■ Goal of the exercise ■
Can you transcribe every record below exactly as it appears?
--- Begin ---
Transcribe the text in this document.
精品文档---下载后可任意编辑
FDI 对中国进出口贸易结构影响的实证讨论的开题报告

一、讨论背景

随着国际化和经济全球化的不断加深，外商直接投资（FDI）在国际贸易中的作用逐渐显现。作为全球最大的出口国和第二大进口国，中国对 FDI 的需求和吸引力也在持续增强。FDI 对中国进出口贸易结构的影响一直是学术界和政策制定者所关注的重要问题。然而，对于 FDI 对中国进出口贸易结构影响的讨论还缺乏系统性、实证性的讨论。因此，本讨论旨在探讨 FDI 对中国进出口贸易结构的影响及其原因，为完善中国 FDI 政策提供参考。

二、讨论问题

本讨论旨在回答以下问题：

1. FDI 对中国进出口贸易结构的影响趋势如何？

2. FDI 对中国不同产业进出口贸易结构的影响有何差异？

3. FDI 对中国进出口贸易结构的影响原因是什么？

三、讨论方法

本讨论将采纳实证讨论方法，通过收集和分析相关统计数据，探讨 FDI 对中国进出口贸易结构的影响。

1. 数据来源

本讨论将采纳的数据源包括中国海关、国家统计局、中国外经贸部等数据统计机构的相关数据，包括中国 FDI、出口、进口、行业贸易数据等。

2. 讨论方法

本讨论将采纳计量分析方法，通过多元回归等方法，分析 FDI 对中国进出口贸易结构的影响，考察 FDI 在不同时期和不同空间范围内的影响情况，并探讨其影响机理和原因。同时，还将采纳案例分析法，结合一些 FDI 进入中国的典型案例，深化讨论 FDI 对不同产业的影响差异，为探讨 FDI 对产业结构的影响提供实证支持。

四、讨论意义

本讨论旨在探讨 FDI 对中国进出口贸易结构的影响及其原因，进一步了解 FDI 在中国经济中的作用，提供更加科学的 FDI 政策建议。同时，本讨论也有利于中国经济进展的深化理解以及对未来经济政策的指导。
--- End ---
■ Final result ■
Transcribe the text in this document.
精品文档---下载后可任意编辑
FDI 对中国进出口贸易结构影响的实证讨论的开题报告

一、讨论背景

随着国际化和经济全球化的不断加深，外商直接投资（FDI）在国际贸易中的作用逐渐显现。作为全球最大的出口国和第二大进口国，中国对 FDI 的需求和吸引力也在持续增强。FDI 对中国进出口贸易结构的影响一直是学术界和政策制定者所关注的重要问题。然而，对于 FDI 对中国进出口贸易结构影响的讨论还缺乏系统性、实证性的讨论。因此，本讨论旨在探讨 FDI 对中国进出口贸易结构的影响及其原因，为完善中国 FDI 政策提供参考。

二、讨论问题

本讨论旨在回答以下问题：

1. FDI 对中国进出口贸易结构的影响趋势如何？

2. FDI 对中国不同产业进出口贸易结构的影响有何差异？

3. FDI 对中国进出口贸易结构的影响原因是什么？

三、讨论方法

本讨论将采纳实证讨论方法，通过收集和分析相关统计数据，探讨 FDI 对中国进出口贸易结构的影响。

1. 数据来源

本讨论将采纳的数据源包括中国海关、国家统计局、中国外经贸部等数据统计机构的相关数据，包括中国 FDI、出口、进口、行业贸易数据等。

2. 讨论方法

本讨论将采纳计量分析方法，通过多元回归等方法，分析 FDI 对中国进出口贸易结构的影响，考察 FDI 在不同时期和不同空间范围内的影响情况，并探讨其影响机理和原因。同时，还将采纳案例分析法，结合一些 FDI 进入中国的典型案例，深化讨论 FDI 对不同产业的影响差异，为探讨 FDI 对产业结构的影响提供实证支持。

四、讨论意义

本讨论旨在探讨 FDI 对中国进出口贸易结构的影响及其原因，进一步了解 FDI 在中国经济中的作用，提供更加科学的 FDI 政策建议。同时，本讨论也有利于中国经济进展的深化理解以及对未来经济政策的指导。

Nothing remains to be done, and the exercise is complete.